Directions:
Lines containing the word "Местна" are to be counted; state their number and nothing further.

[Records that describe figures]
•••••

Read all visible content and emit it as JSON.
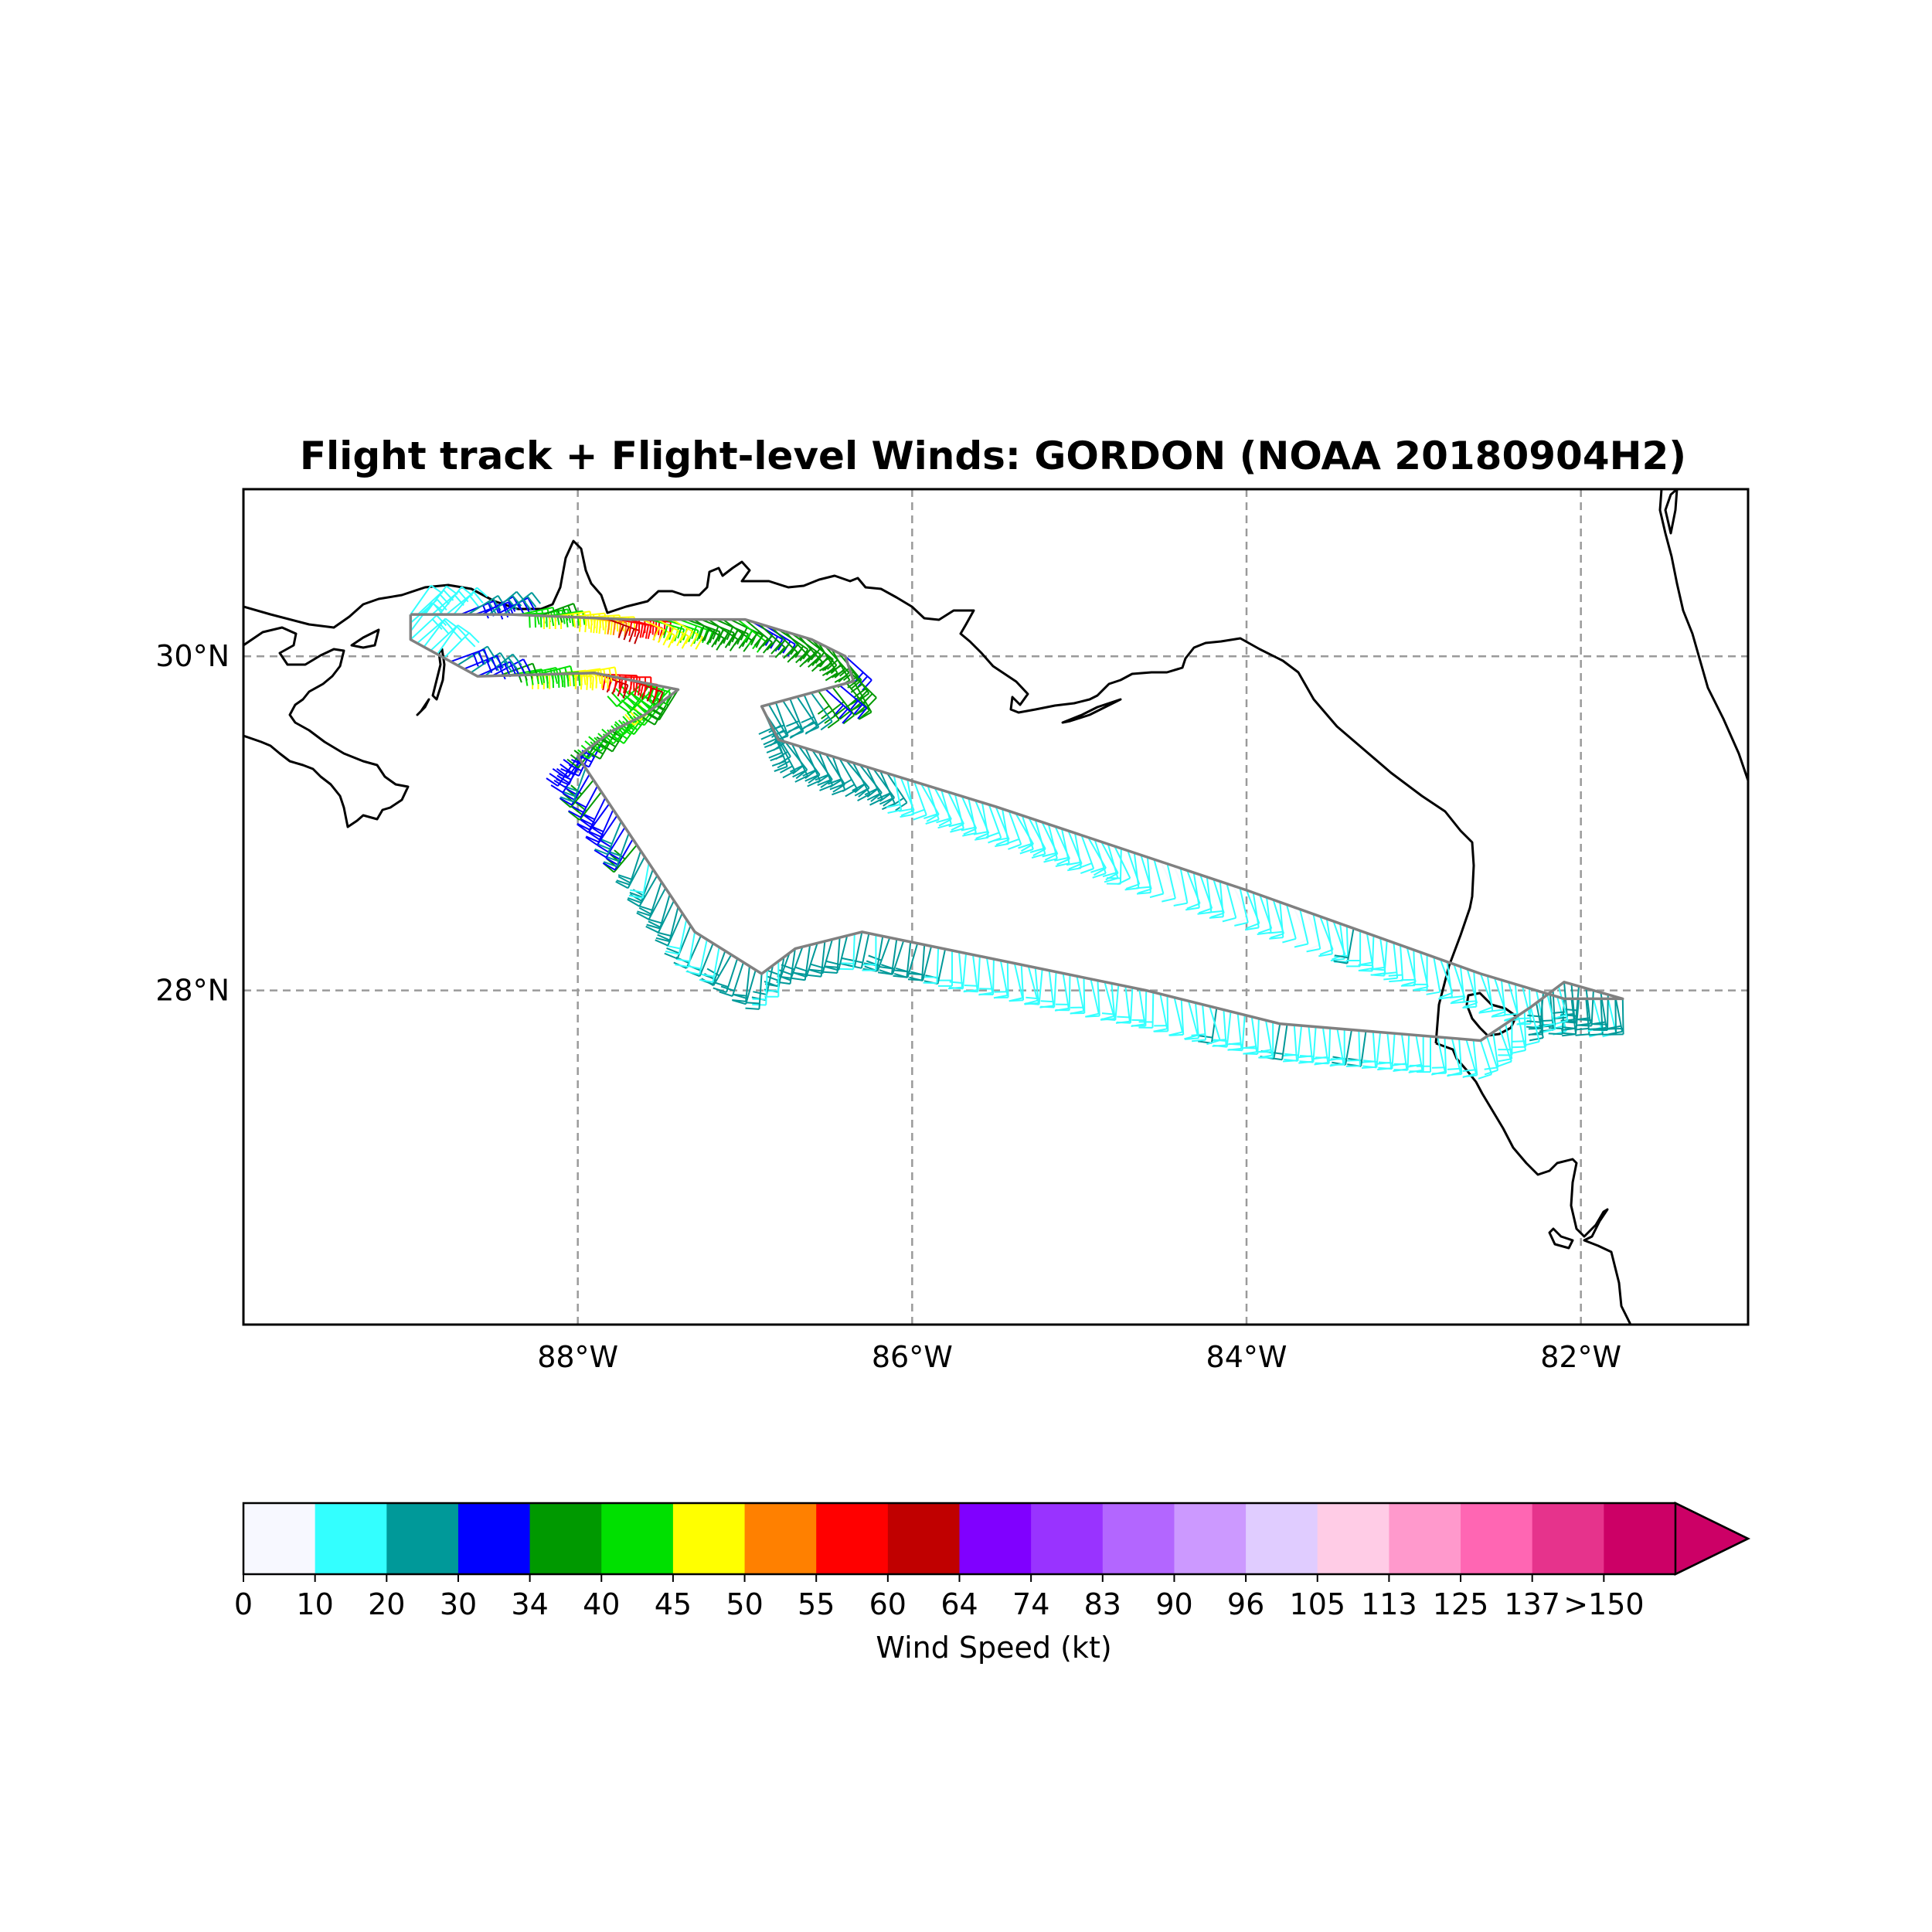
{
  "title": "Flight track + Flight-level Winds: GORDON (NOAA 20180904H2)",
  "map": {
    "lon_range": [
      -90.0,
      -81.0
    ],
    "lat_range": [
      26.0,
      31.0
    ],
    "lon_ticks": [
      {
        "value": -88,
        "label": "88°W"
      },
      {
        "value": -86,
        "label": "86°W"
      },
      {
        "value": -84,
        "label": "84°W"
      },
      {
        "value": -82,
        "label": "82°W"
      }
    ],
    "lat_ticks": [
      {
        "value": 30,
        "label": "30°N"
      },
      {
        "value": 28,
        "label": "28°N"
      }
    ],
    "gridlines": "dashed",
    "track_color": "#808080"
  },
  "chart_data": {
    "type": "map",
    "track": [
      [
        -89.0,
        30.25
      ],
      [
        -88.4,
        30.25
      ],
      [
        -87.7,
        30.22
      ],
      [
        -87.0,
        30.22
      ],
      [
        -86.6,
        30.1
      ],
      [
        -86.4,
        30.0
      ],
      [
        -86.35,
        29.85
      ],
      [
        -86.9,
        29.7
      ],
      [
        -86.8,
        29.5
      ],
      [
        -85.5,
        29.1
      ],
      [
        -84.0,
        28.6
      ],
      [
        -82.6,
        28.1
      ],
      [
        -82.1,
        27.95
      ],
      [
        -81.75,
        27.95
      ],
      [
        -82.1,
        28.05
      ],
      [
        -82.3,
        27.9
      ],
      [
        -82.6,
        27.7
      ],
      [
        -83.8,
        27.8
      ],
      [
        -84.6,
        28.0
      ],
      [
        -86.3,
        28.35
      ],
      [
        -86.7,
        28.25
      ],
      [
        -86.9,
        28.1
      ],
      [
        -87.3,
        28.35
      ],
      [
        -87.6,
        28.8
      ],
      [
        -88.0,
        29.4
      ],
      [
        -87.8,
        29.55
      ],
      [
        -87.6,
        29.65
      ],
      [
        -87.4,
        29.8
      ],
      [
        -87.9,
        29.9
      ],
      [
        -88.6,
        29.88
      ],
      [
        -89.0,
        30.1
      ],
      [
        -89.0,
        30.25
      ]
    ],
    "wind_samples": [
      {
        "lon": -88.9,
        "lat": 30.2,
        "kt": 15,
        "dir": 45
      },
      {
        "lon": -88.6,
        "lat": 30.15,
        "kt": 30,
        "dir": 60
      },
      {
        "lon": -88.3,
        "lat": 30.12,
        "kt": 42,
        "dir": 80
      },
      {
        "lon": -88.0,
        "lat": 30.1,
        "kt": 48,
        "dir": 90
      },
      {
        "lon": -87.8,
        "lat": 30.05,
        "kt": 58,
        "dir": 100
      },
      {
        "lon": -87.5,
        "lat": 30.0,
        "kt": 44,
        "dir": 110
      },
      {
        "lon": -87.2,
        "lat": 30.05,
        "kt": 38,
        "dir": 120
      },
      {
        "lon": -86.8,
        "lat": 30.1,
        "kt": 36,
        "dir": 130
      },
      {
        "lon": -86.5,
        "lat": 30.0,
        "kt": 36,
        "dir": 140
      },
      {
        "lon": -86.7,
        "lat": 29.6,
        "kt": 25,
        "dir": 150
      },
      {
        "lon": -85.5,
        "lat": 29.1,
        "kt": 15,
        "dir": 160
      },
      {
        "lon": -84.0,
        "lat": 28.6,
        "kt": 12,
        "dir": 165
      },
      {
        "lon": -82.5,
        "lat": 28.1,
        "kt": 14,
        "dir": 170
      },
      {
        "lon": -82.0,
        "lat": 27.9,
        "kt": 22,
        "dir": 175
      },
      {
        "lon": -83.5,
        "lat": 27.8,
        "kt": 18,
        "dir": 180
      },
      {
        "lon": -85.0,
        "lat": 28.1,
        "kt": 14,
        "dir": 175
      },
      {
        "lon": -86.5,
        "lat": 28.3,
        "kt": 22,
        "dir": 190
      },
      {
        "lon": -87.4,
        "lat": 28.6,
        "kt": 22,
        "dir": 200
      },
      {
        "lon": -87.8,
        "lat": 29.2,
        "kt": 32,
        "dir": 210
      },
      {
        "lon": -87.5,
        "lat": 29.7,
        "kt": 42,
        "dir": 220
      }
    ]
  },
  "colorbar": {
    "label": "Wind Speed (kt)",
    "tick_labels": [
      "0",
      "10",
      "20",
      "30",
      "34",
      "40",
      "45",
      "50",
      "55",
      "60",
      "64",
      "74",
      "83",
      "90",
      "96",
      "105",
      "113",
      "125",
      "137",
      ">150"
    ],
    "colors": [
      "#f7f8ff",
      "#33ffff",
      "#009999",
      "#0000ff",
      "#009900",
      "#00e000",
      "#ffff00",
      "#ff8000",
      "#ff0000",
      "#c00000",
      "#8000ff",
      "#9933ff",
      "#b366ff",
      "#cc99ff",
      "#e0ccff",
      "#ffcce6",
      "#ff99cc",
      "#ff66b3",
      "#e6338c",
      "#cc0066"
    ],
    "extend_color": "#cc0066"
  }
}
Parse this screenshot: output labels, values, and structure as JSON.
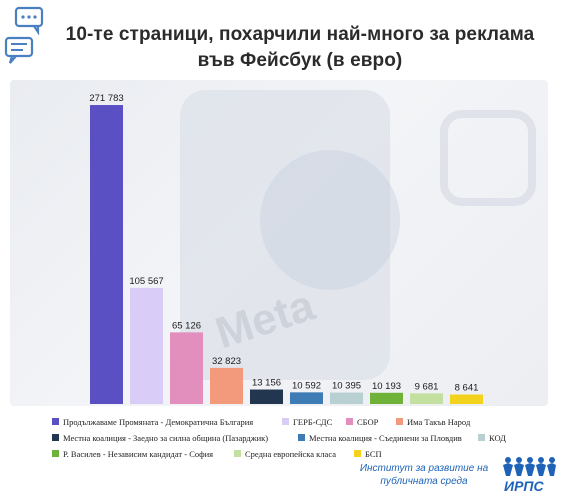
{
  "title_line1": "10-те страници, похарчили най-много за реклама",
  "title_line2": "във Фейсбук (в евро)",
  "logo": {
    "line1": "Институт за развитие на",
    "line2": "публичната среда",
    "abbr": "ИРПС"
  },
  "colors": {
    "title": "#2b2b2b",
    "speech_icon": "#4a7fc1",
    "logo": "#1e63b8"
  },
  "chart_data": {
    "type": "bar",
    "title": "10-те страници, похарчили най-много за реклама във Фейсбук (в евро)",
    "unit": "евро",
    "ylim": [
      0,
      280000
    ],
    "grid": false,
    "legend_placement": "bottom",
    "value_labels": true,
    "bars": [
      {
        "label": "Продължаваме Промяната - Демократична България",
        "value": 271783,
        "display": "271 783",
        "color": "#5b4fc4"
      },
      {
        "label": "ГЕРБ-СДС",
        "value": 105567,
        "display": "105 567",
        "color": "#d9ccf6"
      },
      {
        "label": "СБОР",
        "value": 65126,
        "display": "65 126",
        "color": "#e28fbe"
      },
      {
        "label": "Има Такъв Народ",
        "value": 32823,
        "display": "32 823",
        "color": "#f39a7c"
      },
      {
        "label": "Местна коалиция - Заедно за силна община (Пазарджик)",
        "value": 13156,
        "display": "13 156",
        "color": "#233650"
      },
      {
        "label": "Местна коалиция - Съединени за Пловдив",
        "value": 10592,
        "display": "10 592",
        "color": "#3f7bb5"
      },
      {
        "label": "КОД",
        "value": 10395,
        "display": "10 395",
        "color": "#b9d0d2"
      },
      {
        "label": "Р. Василев - Независим кандидат - София",
        "value": 10193,
        "display": "10 193",
        "color": "#6fb23a"
      },
      {
        "label": "Средна европейска класа",
        "value": 9681,
        "display": "9 681",
        "color": "#c3e0a0"
      },
      {
        "label": "БСП",
        "value": 8641,
        "display": "8 641",
        "color": "#f2d21c"
      }
    ]
  }
}
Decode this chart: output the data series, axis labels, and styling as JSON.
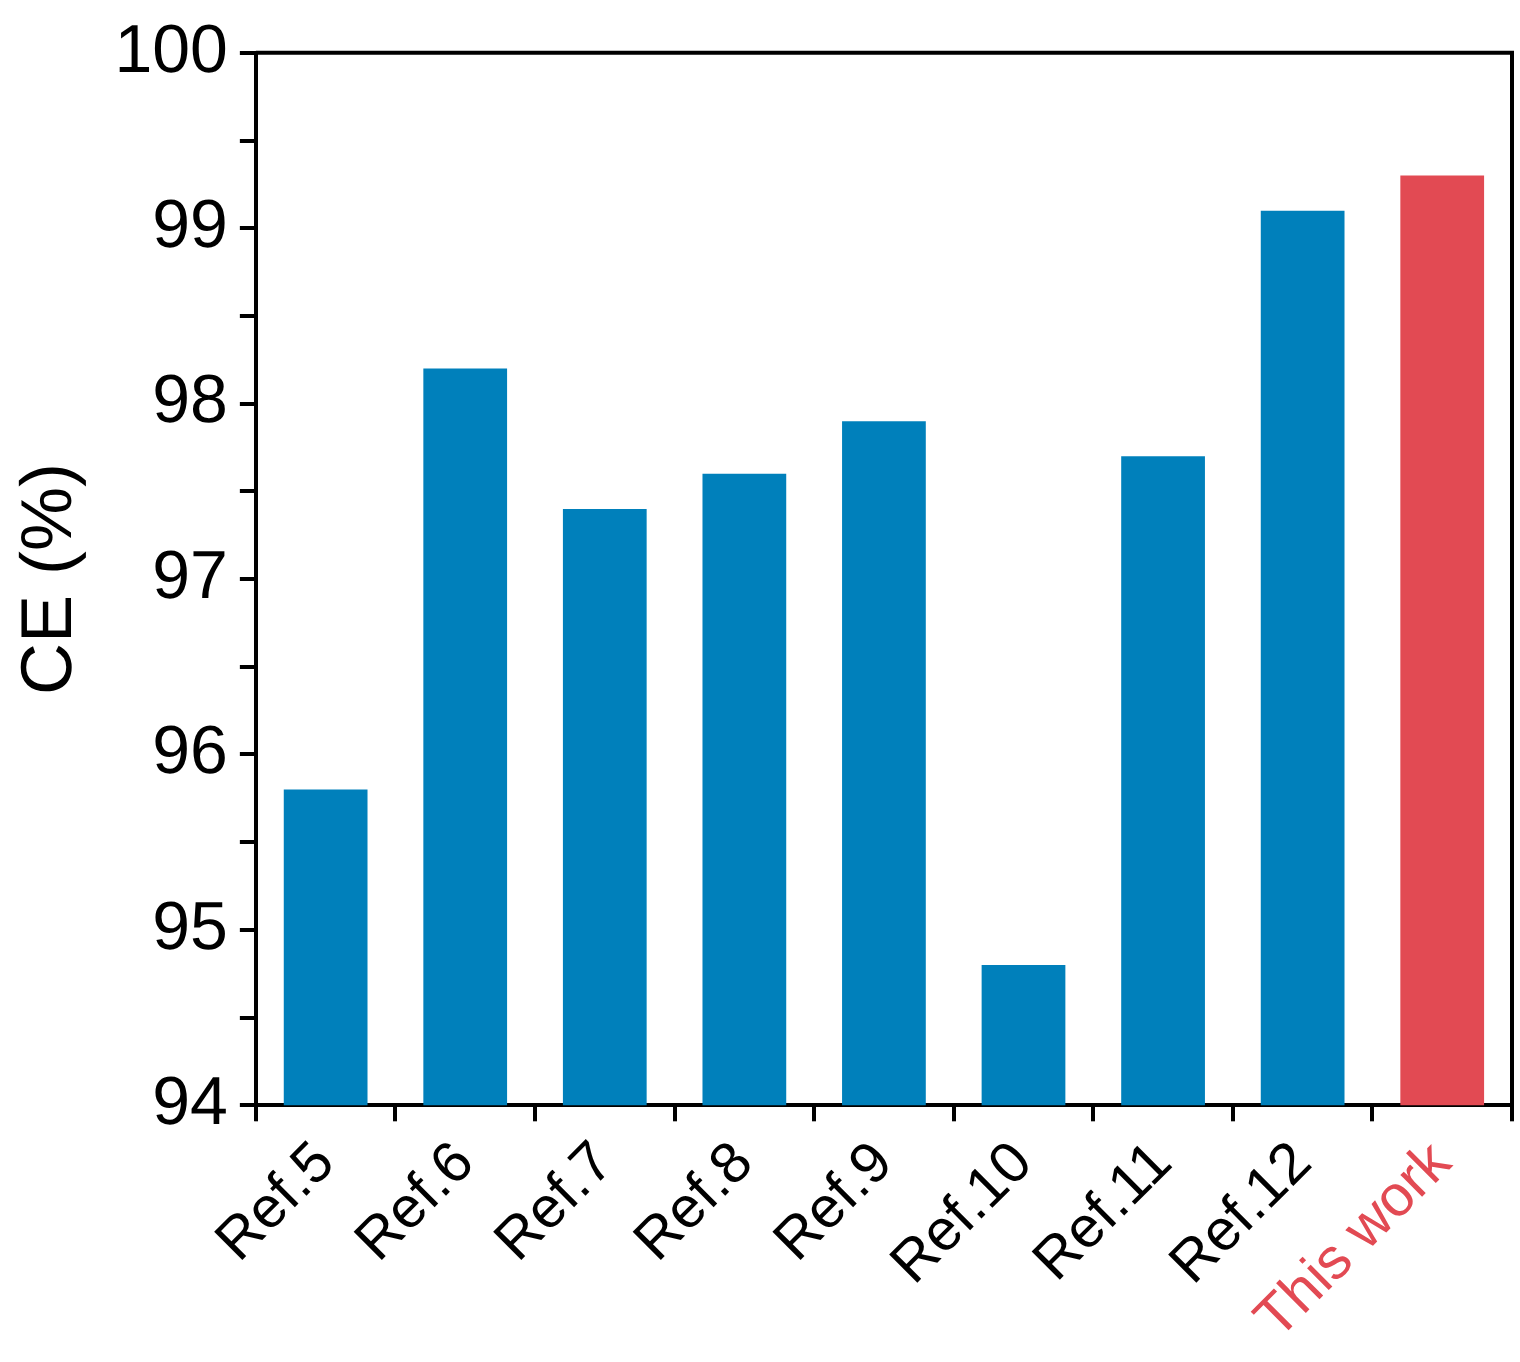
{
  "chart_data": {
    "type": "bar",
    "ylabel": "CE (%)",
    "categories": [
      "Ref.5",
      "Ref.6",
      "Ref.7",
      "Ref.8",
      "Ref.9",
      "Ref.10",
      "Ref.11",
      "Ref.12",
      "This work"
    ],
    "values": [
      95.8,
      98.2,
      97.4,
      97.6,
      97.9,
      94.8,
      97.7,
      99.1,
      99.3
    ],
    "colors": [
      "#0080bb",
      "#0080bb",
      "#0080bb",
      "#0080bb",
      "#0080bb",
      "#0080bb",
      "#0080bb",
      "#0080bb",
      "#e24a53"
    ],
    "ylim": [
      94,
      100
    ],
    "yticks": [
      94,
      {
        "value": 94.5,
        "label": null
      },
      95,
      {
        "value": 95.5,
        "label": null
      },
      96,
      {
        "value": 96.5,
        "label": null
      },
      97,
      {
        "value": 97.5,
        "label": null
      },
      98,
      {
        "value": 98.5,
        "label": null
      },
      99,
      {
        "value": 99.5,
        "label": null
      },
      100
    ],
    "grid": false,
    "legend": false
  }
}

•••••

Result of the task:
2